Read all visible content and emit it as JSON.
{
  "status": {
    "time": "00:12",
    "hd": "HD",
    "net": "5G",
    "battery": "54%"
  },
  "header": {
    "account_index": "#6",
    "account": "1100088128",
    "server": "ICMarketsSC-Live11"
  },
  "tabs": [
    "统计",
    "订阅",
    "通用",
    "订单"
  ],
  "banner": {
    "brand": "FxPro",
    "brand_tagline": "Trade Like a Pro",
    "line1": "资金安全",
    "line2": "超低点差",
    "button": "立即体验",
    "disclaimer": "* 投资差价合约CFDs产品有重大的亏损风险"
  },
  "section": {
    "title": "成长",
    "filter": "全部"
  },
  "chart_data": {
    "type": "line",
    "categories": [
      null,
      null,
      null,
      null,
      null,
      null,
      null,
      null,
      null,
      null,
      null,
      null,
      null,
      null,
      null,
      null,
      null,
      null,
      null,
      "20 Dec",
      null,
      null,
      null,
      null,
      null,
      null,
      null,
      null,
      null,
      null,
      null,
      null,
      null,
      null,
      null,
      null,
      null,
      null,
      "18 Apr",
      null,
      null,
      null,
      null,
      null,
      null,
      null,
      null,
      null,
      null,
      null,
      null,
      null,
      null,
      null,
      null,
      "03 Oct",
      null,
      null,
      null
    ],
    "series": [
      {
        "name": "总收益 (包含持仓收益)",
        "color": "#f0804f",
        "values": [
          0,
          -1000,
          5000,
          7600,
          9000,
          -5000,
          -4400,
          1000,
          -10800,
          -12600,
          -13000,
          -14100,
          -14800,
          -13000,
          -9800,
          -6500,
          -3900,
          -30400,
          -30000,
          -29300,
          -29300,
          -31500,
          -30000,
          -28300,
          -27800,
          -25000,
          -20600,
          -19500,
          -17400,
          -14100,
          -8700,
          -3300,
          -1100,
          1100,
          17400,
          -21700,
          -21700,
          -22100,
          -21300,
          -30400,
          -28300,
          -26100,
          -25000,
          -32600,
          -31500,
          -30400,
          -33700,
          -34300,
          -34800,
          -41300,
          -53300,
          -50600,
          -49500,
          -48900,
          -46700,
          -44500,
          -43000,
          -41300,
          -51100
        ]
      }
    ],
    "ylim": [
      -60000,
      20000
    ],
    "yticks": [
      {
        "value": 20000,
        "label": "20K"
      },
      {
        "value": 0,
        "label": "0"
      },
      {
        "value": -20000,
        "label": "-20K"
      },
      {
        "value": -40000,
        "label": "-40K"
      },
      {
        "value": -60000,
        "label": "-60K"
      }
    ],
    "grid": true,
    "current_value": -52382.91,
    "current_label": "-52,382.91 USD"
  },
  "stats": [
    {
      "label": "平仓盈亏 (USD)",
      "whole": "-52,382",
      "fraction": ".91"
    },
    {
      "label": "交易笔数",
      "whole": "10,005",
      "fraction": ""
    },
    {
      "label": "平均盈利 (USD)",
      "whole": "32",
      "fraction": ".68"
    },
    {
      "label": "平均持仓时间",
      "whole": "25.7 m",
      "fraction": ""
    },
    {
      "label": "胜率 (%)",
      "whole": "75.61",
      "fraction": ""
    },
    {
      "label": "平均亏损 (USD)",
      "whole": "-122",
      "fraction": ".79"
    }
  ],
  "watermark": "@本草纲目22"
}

# # # # # # #

▶ What is expected
Find every line with the word "whole" and state how many there are, with no other words.

▶ Complete answer
6